## GIVEN TASK
Images must not appear in your copy; reproduce every other part of the records exactly.

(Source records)
☆ ☆ ☆ ☆ ☆ ☆ ☆
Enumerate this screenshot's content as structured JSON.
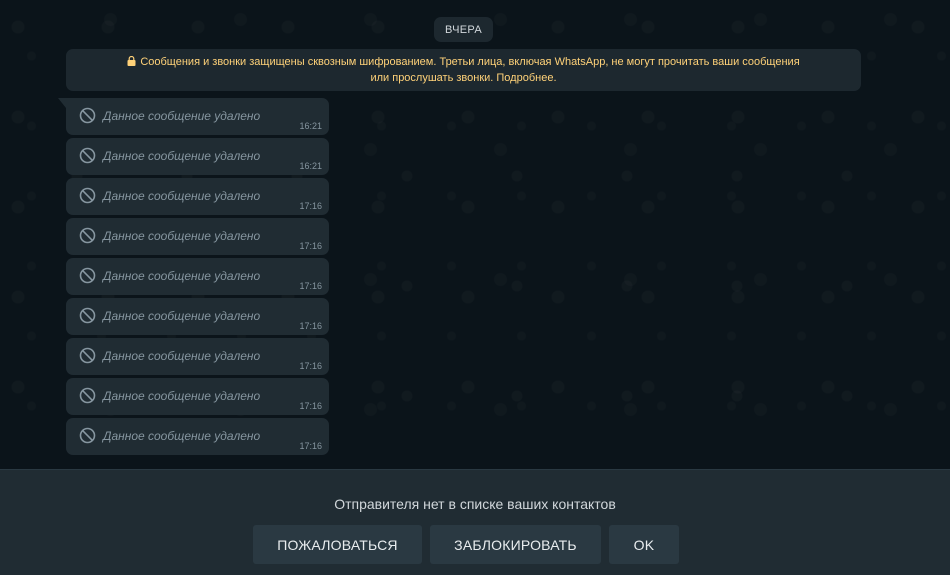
{
  "chat": {
    "date_chip": "ВЧЕРА",
    "e2e_notice": {
      "line1": "Сообщения и звонки защищены сквозным шифрованием. Третьи лица, включая WhatsApp, не могут прочитать ваши сообщения",
      "line2": "или прослушать звонки. Подробнее.",
      "icon": "lock-icon",
      "color": "#ffd279"
    },
    "messages": [
      {
        "text": "Данное сообщение удалено",
        "time": "16:21"
      },
      {
        "text": "Данное сообщение удалено",
        "time": "16:21"
      },
      {
        "text": "Данное сообщение удалено",
        "time": "17:16"
      },
      {
        "text": "Данное сообщение удалено",
        "time": "17:16"
      },
      {
        "text": "Данное сообщение удалено",
        "time": "17:16"
      },
      {
        "text": "Данное сообщение удалено",
        "time": "17:16"
      },
      {
        "text": "Данное сообщение удалено",
        "time": "17:16"
      },
      {
        "text": "Данное сообщение удалено",
        "time": "17:16"
      },
      {
        "text": "Данное сообщение удалено",
        "time": "17:16"
      }
    ]
  },
  "footer": {
    "prompt": "Отправителя нет в списке ваших контактов",
    "report_label": "ПОЖАЛОВАТЬСЯ",
    "block_label": "ЗАБЛОКИРОВАТЬ",
    "ok_label": "OK"
  },
  "colors": {
    "background": "#0b141a",
    "bubble": "#202c33",
    "muted_text": "#8696a0",
    "panel": "#202c33",
    "button": "#2a3942"
  }
}
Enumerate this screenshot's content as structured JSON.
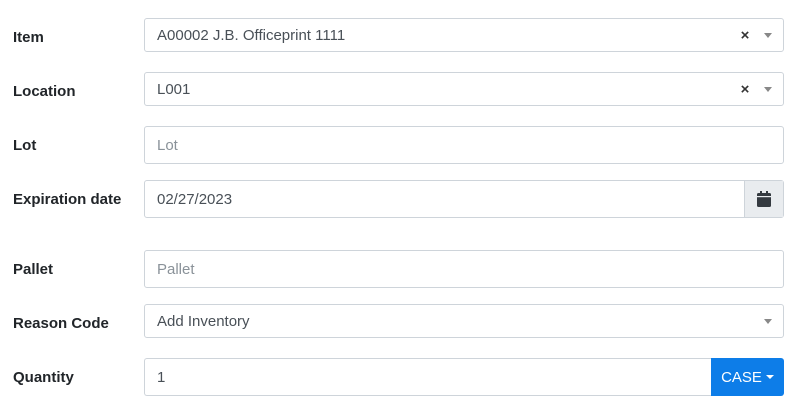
{
  "colors": {
    "accent": "#0d7de8",
    "border": "#ced4da",
    "addon_bg": "#e9ecef"
  },
  "fields": {
    "item": {
      "label": "Item",
      "value": "A00002 J.B. Officeprint 1111",
      "clear": "×"
    },
    "location": {
      "label": "Location",
      "value": "L001",
      "clear": "×"
    },
    "lot": {
      "label": "Lot",
      "placeholder": "Lot",
      "value": ""
    },
    "expiration": {
      "label": "Expiration date",
      "value": "02/27/2023",
      "icon": "calendar-icon"
    },
    "pallet": {
      "label": "Pallet",
      "placeholder": "Pallet",
      "value": ""
    },
    "reason": {
      "label": "Reason Code",
      "value": "Add Inventory"
    },
    "quantity": {
      "label": "Quantity",
      "value": "1",
      "unit": "CASE"
    }
  }
}
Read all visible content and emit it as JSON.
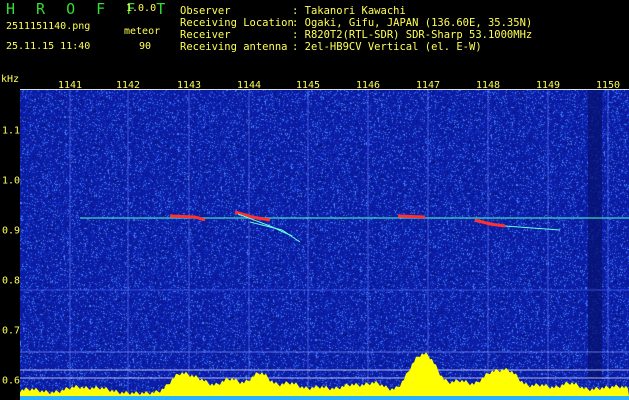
{
  "header": {
    "app_name": "H R O F F T",
    "version": "1.0.0",
    "filename": "2511151140.png",
    "event_type": "meteor",
    "date_time": "25.11.15 11:40",
    "count": "90"
  },
  "info": {
    "observer_label": "Observer",
    "observer_value": ": Takanori Kawachi",
    "location_label": "Receiving Location",
    "location_value": ": Ogaki, Gifu, JAPAN (136.60E, 35.35N)",
    "receiver_label": "Receiver",
    "receiver_value": ": R820T2(RTL-SDR) SDR-Sharp 53.1000MHz",
    "antenna_label": "Receiving antenna",
    "antenna_value": ": 2el-HB9CV Vertical (el. E-W)"
  },
  "axis": {
    "y_unit": "kHz",
    "minute_labels": [
      "1141",
      "1142",
      "1143",
      "1144",
      "1145",
      "1146",
      "1147",
      "1148",
      "1149",
      "1150"
    ],
    "freq_labels": [
      "1.1",
      "1.0",
      "0.9",
      "0.8",
      "0.7",
      "0.6"
    ]
  },
  "colors": {
    "background": "#0c1ea8",
    "text": "#ffff55",
    "title": "#33dd33",
    "echo": "#ff3030",
    "carrier": "#40e0c0",
    "activity": "#ffff00"
  }
}
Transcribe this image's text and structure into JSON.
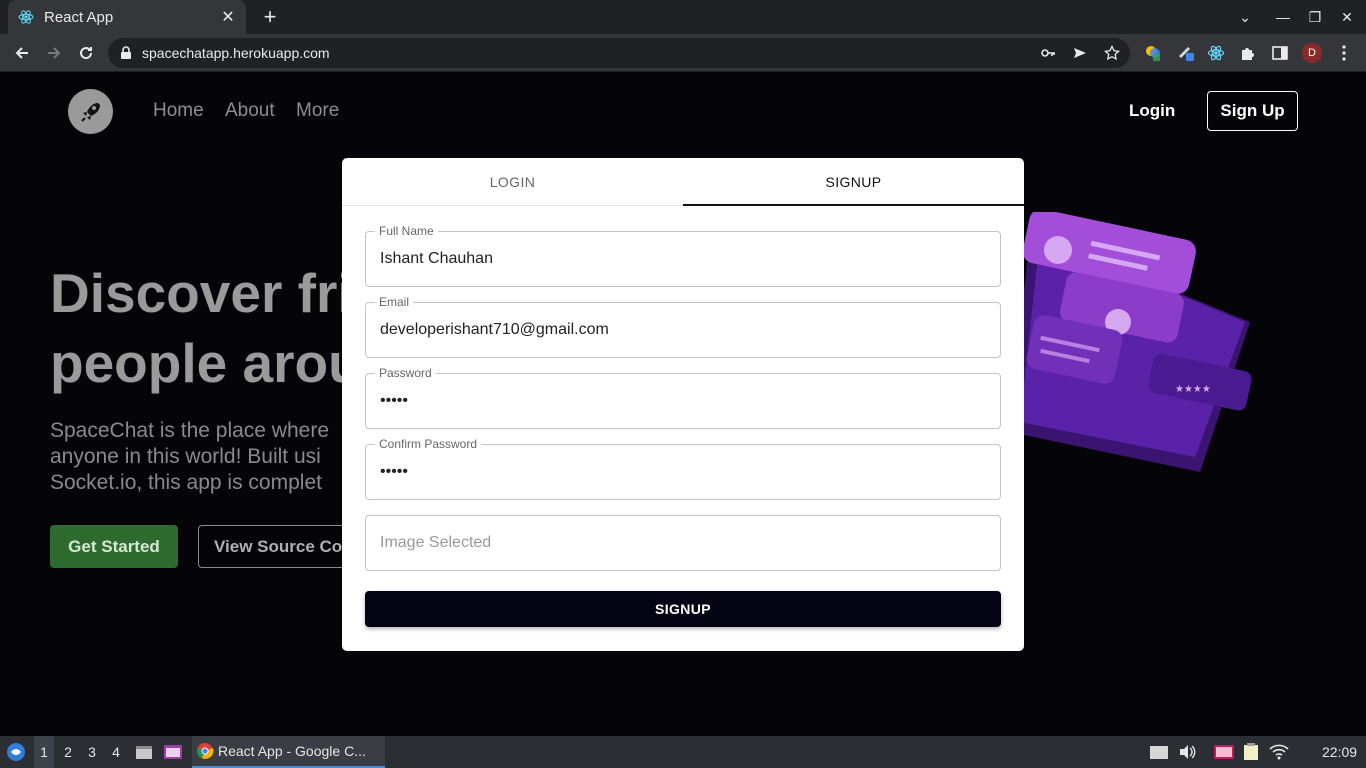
☆ ☆ ☆ ☆ ☆ ☆ ☆
## CORRECT RESPONSE
Enumerate this screenshot's content as structured JSON.
{
  "chat": {
    "date_chip": "ВЧЕРА",
    "e2e_notice": {
      "line1": "Сообщения и звонки защищены сквозным шифрованием. Третьи лица, включая WhatsApp, не могут прочитать ваши сообщения",
      "line2": "или прослушать звонки. Подробнее.",
      "icon": "lock-icon",
      "color": "#ffd279"
    },
    "messages": [
      {
        "text": "Данное сообщение удалено",
        "time": "16:21"
      },
      {
        "text": "Данное сообщение удалено",
        "time": "16:21"
      },
      {
        "text": "Данное сообщение удалено",
        "time": "17:16"
      },
      {
        "text": "Данное сообщение удалено",
        "time": "17:16"
      },
      {
        "text": "Данное сообщение удалено",
        "time": "17:16"
      },
      {
        "text": "Данное сообщение удалено",
        "time": "17:16"
      },
      {
        "text": "Данное сообщение удалено",
        "time": "17:16"
      },
      {
        "text": "Данное сообщение удалено",
        "time": "17:16"
      },
      {
        "text": "Данное сообщение удалено",
        "time": "17:16"
      }
    ]
  },
  "footer": {
    "prompt": "Отправителя нет в списке ваших контактов",
    "report_label": "ПОЖАЛОВАТЬСЯ",
    "block_label": "ЗАБЛОКИРОВАТЬ",
    "ok_label": "OK"
  },
  "colors": {
    "background": "#0b141a",
    "bubble": "#202c33",
    "muted_text": "#8696a0",
    "panel": "#202c33",
    "button": "#2a3942"
  }
}
Enumerate this screenshot's content as structured JSON.
{
  "colors": {
    "accent": "#0d7de8",
    "border": "#ced4da",
    "addon_bg": "#e9ecef"
  },
  "fields": {
    "item": {
      "label": "Item",
      "value": "A00002 J.B. Officeprint 1111",
      "clear": "×"
    },
    "location": {
      "label": "Location",
      "value": "L001",
      "clear": "×"
    },
    "lot": {
      "label": "Lot",
      "placeholder": "Lot",
      "value": ""
    },
    "expiration": {
      "label": "Expiration date",
      "value": "02/27/2023",
      "icon": "calendar-icon"
    },
    "pallet": {
      "label": "Pallet",
      "placeholder": "Pallet",
      "value": ""
    },
    "reason": {
      "label": "Reason Code",
      "value": "Add Inventory"
    },
    "quantity": {
      "label": "Quantity",
      "value": "1",
      "unit": "CASE"
    }
  }
}
Read all visible content and emit it as JSON.
{
  "header": {
    "app_name": "H R O F F T",
    "version": "1.0.0",
    "filename": "2511151140.png",
    "event_type": "meteor",
    "date_time": "25.11.15 11:40",
    "count": "90"
  },
  "info": {
    "observer_label": "Observer",
    "observer_value": ": Takanori Kawachi",
    "location_label": "Receiving Location",
    "location_value": ": Ogaki, Gifu, JAPAN (136.60E, 35.35N)",
    "receiver_label": "Receiver",
    "receiver_value": ": R820T2(RTL-SDR) SDR-Sharp 53.1000MHz",
    "antenna_label": "Receiving antenna",
    "antenna_value": ": 2el-HB9CV Vertical (el. E-W)"
  },
  "axis": {
    "y_unit": "kHz",
    "minute_labels": [
      "1141",
      "1142",
      "1143",
      "1144",
      "1145",
      "1146",
      "1147",
      "1148",
      "1149",
      "1150"
    ],
    "freq_labels": [
      "1.1",
      "1.0",
      "0.9",
      "0.8",
      "0.7",
      "0.6"
    ]
  },
  "colors": {
    "background": "#0c1ea8",
    "text": "#ffff55",
    "title": "#33dd33",
    "echo": "#ff3030",
    "carrier": "#40e0c0",
    "activity": "#ffff00"
  }
}
Transcribe this image's text and structure into JSON.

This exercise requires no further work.